WHAT TO WORK ON: Copy out each line that mentions the word "Effects".

(Dataset items)
|---|
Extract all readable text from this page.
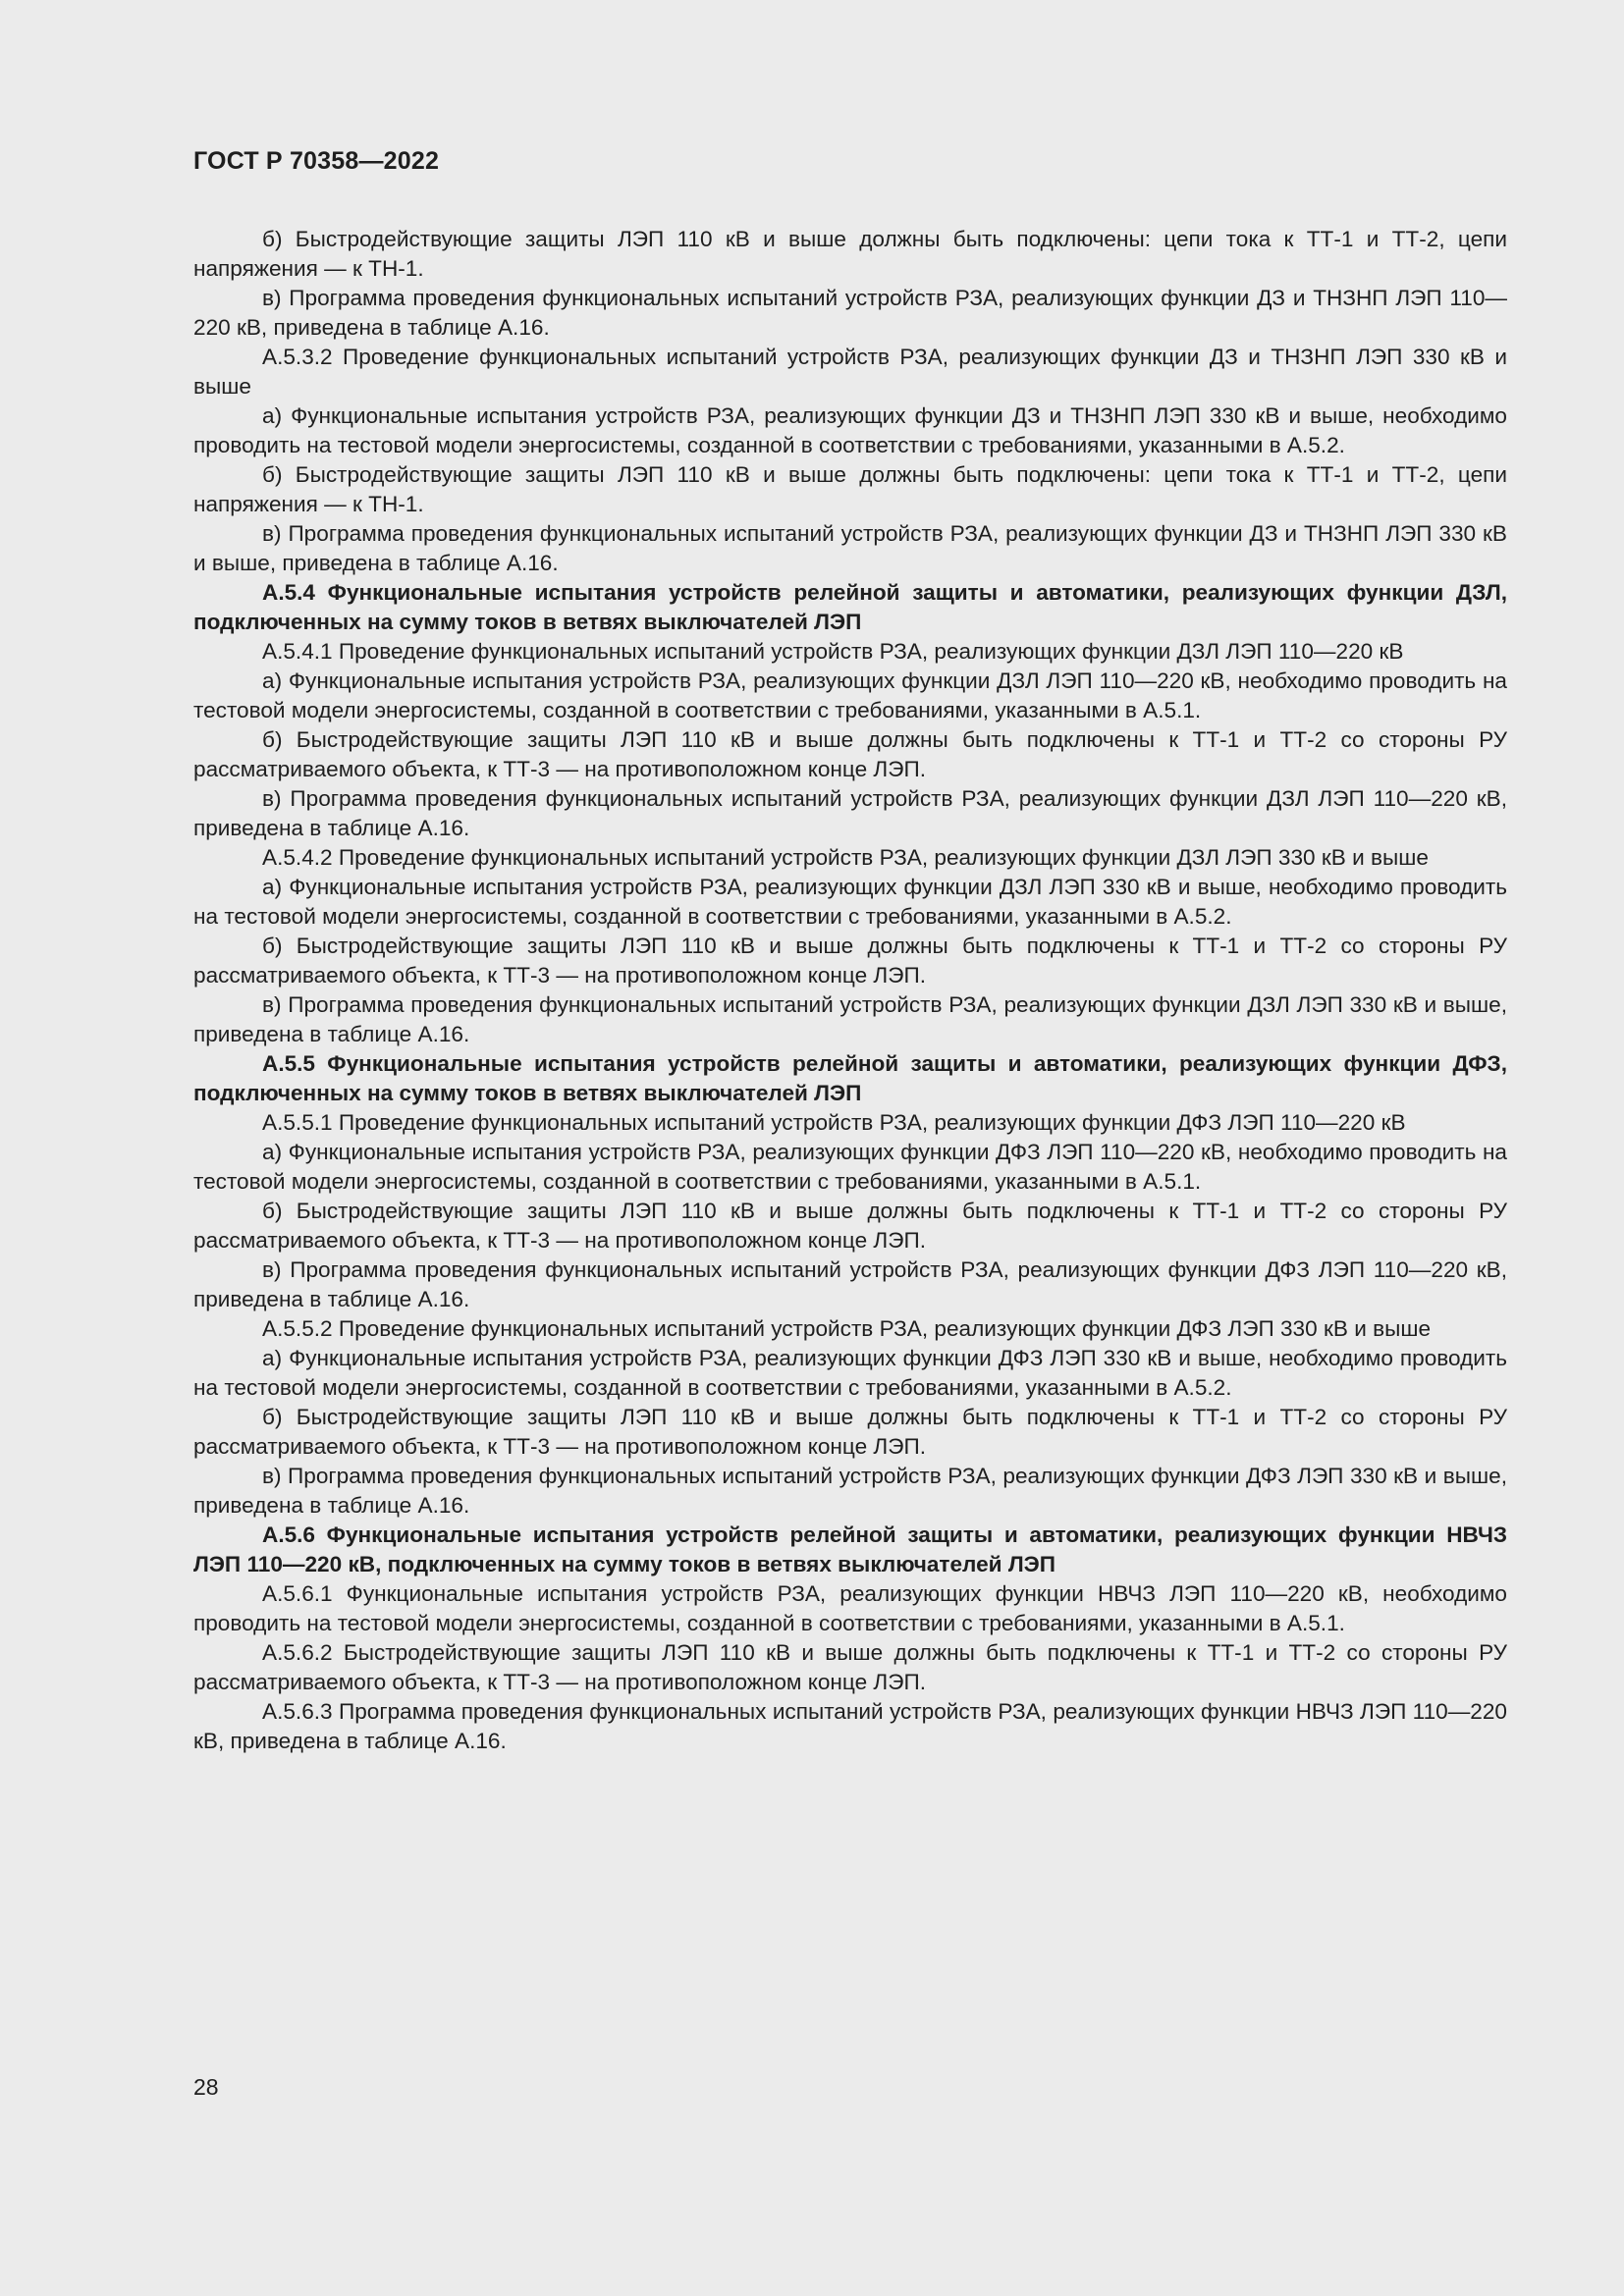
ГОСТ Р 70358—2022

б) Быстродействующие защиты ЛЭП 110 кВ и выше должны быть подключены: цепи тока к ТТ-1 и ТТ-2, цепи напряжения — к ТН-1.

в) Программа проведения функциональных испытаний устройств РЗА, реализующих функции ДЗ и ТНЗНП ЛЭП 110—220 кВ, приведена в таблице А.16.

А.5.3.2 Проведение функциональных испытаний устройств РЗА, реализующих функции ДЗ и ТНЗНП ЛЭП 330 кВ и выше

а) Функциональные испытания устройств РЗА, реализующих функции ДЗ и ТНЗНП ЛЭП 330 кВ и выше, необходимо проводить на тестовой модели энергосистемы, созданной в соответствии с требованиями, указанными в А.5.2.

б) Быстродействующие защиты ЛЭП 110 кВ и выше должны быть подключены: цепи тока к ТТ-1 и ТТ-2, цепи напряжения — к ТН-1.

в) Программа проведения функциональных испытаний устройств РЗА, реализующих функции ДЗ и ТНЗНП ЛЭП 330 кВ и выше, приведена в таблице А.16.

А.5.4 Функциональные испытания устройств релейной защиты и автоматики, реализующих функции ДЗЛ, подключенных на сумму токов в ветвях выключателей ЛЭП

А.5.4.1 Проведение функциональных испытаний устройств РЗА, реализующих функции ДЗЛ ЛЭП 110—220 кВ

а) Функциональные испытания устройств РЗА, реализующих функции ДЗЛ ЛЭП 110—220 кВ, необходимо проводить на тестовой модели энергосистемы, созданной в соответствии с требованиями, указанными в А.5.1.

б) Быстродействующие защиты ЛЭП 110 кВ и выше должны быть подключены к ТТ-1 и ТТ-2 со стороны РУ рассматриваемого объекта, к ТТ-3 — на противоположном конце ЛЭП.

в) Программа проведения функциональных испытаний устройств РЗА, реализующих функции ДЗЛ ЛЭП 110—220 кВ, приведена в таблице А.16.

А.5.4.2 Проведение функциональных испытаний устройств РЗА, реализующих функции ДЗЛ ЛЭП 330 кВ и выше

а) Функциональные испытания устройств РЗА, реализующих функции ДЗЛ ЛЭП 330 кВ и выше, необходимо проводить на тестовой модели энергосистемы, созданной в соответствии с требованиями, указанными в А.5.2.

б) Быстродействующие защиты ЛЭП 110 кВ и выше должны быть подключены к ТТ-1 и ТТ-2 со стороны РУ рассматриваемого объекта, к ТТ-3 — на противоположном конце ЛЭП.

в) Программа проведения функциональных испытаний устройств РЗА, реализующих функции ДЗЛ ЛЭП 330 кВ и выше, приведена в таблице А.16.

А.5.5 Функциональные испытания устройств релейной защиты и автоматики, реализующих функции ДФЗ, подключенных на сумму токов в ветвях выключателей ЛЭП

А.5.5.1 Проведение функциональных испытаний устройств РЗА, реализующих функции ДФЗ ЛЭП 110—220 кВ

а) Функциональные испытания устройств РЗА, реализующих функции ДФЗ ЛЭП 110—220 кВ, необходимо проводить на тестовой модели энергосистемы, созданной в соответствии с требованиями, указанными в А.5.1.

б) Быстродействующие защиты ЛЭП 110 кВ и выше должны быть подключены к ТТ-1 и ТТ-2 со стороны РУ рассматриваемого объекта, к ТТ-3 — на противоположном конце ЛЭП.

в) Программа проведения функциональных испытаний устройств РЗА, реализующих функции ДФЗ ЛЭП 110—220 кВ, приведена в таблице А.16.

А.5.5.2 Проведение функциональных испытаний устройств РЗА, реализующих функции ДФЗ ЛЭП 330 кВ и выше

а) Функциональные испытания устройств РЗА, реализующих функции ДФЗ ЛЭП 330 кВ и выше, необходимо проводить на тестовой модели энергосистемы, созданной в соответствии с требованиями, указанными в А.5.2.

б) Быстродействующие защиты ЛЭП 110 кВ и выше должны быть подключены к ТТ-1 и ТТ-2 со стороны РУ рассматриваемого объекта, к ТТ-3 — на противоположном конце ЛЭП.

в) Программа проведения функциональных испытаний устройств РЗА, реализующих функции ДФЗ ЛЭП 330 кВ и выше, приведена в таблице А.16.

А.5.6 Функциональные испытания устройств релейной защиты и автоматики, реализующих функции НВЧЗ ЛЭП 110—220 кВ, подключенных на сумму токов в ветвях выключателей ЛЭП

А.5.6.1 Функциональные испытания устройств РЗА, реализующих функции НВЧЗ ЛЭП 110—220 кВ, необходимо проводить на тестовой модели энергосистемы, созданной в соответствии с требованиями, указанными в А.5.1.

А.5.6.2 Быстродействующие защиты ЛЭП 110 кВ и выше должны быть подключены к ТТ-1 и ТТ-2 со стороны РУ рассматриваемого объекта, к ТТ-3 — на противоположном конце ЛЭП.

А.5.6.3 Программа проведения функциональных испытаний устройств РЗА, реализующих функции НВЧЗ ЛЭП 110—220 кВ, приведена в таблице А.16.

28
|---|
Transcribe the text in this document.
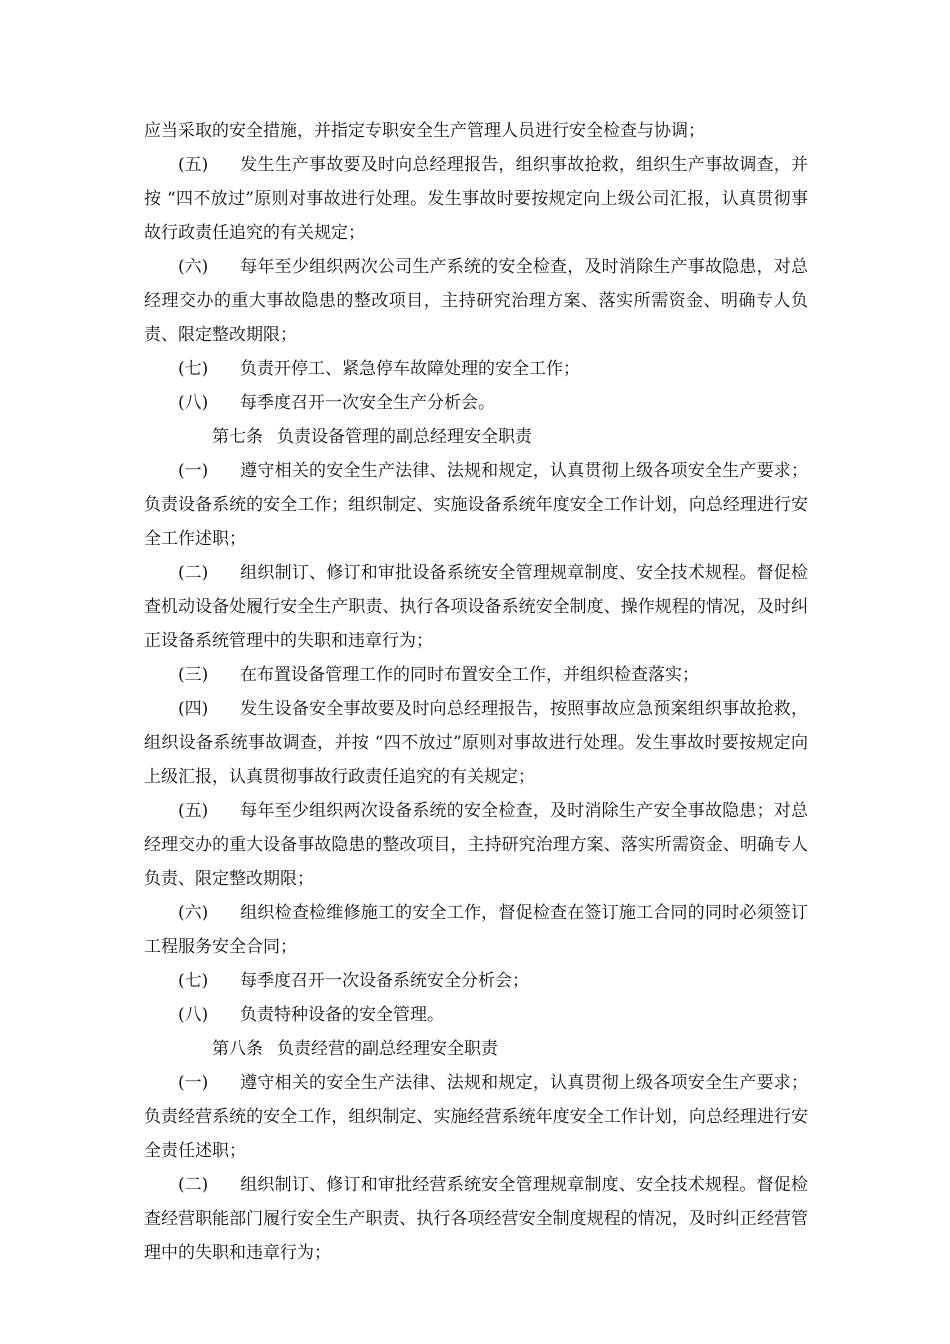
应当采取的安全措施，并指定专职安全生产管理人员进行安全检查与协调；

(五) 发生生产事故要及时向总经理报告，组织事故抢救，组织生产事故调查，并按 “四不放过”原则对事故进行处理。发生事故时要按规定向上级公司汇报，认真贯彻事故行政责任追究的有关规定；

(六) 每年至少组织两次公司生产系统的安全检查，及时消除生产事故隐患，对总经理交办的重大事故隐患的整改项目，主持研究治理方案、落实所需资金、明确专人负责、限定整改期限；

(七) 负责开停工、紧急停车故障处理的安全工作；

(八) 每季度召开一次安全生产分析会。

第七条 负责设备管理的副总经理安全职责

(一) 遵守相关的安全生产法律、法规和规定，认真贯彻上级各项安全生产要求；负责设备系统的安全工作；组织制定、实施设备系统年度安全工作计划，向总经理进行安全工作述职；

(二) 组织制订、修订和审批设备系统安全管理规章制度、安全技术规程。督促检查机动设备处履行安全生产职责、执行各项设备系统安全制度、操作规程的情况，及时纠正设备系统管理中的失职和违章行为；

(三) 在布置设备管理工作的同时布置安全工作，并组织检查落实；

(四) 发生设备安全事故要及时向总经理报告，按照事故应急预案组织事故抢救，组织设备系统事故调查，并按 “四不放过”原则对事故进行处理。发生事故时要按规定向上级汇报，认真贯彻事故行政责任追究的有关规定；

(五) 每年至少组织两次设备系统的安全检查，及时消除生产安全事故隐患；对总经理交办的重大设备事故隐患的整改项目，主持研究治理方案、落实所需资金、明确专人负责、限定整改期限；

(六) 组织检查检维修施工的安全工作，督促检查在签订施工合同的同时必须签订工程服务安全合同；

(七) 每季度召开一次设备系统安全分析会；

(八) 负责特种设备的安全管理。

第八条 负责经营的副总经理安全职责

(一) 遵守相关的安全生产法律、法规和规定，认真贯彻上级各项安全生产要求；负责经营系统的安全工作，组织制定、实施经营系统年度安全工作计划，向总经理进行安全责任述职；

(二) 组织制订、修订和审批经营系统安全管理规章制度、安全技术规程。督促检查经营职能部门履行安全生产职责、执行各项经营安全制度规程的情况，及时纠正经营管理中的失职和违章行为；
|---|
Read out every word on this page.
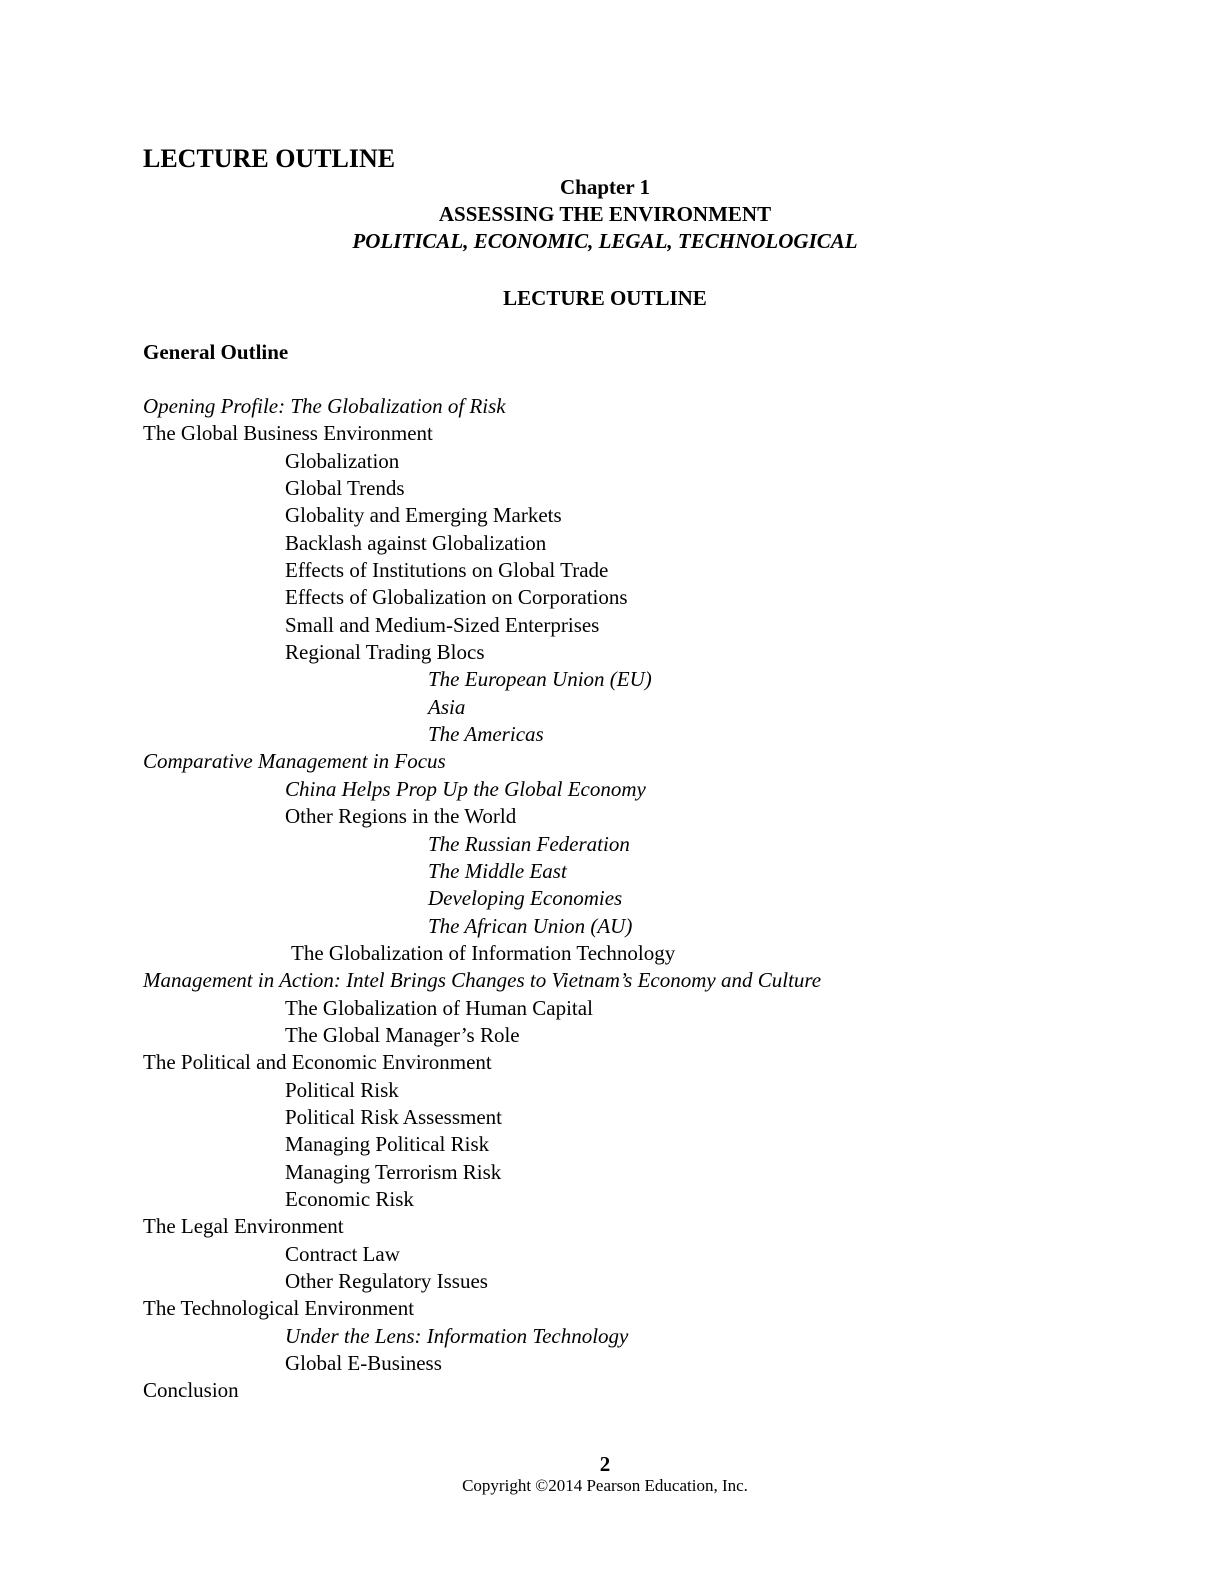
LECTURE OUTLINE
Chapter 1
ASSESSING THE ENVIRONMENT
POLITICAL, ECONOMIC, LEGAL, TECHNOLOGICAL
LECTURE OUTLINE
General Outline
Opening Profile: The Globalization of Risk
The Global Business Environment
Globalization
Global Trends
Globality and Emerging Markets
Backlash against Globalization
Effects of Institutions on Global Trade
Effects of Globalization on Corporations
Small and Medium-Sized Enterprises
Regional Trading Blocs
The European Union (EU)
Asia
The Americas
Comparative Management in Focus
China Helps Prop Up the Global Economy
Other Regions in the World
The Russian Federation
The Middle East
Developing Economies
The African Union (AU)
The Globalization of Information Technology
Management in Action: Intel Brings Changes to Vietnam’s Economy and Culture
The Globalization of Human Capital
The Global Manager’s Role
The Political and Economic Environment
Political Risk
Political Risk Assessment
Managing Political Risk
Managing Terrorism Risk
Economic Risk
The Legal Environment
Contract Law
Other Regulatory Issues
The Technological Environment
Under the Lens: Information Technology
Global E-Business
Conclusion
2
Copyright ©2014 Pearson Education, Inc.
|---|
SOLVED EXERCISE:
Effects of Institutions on Global Trade
Effects of Globalization on Corporations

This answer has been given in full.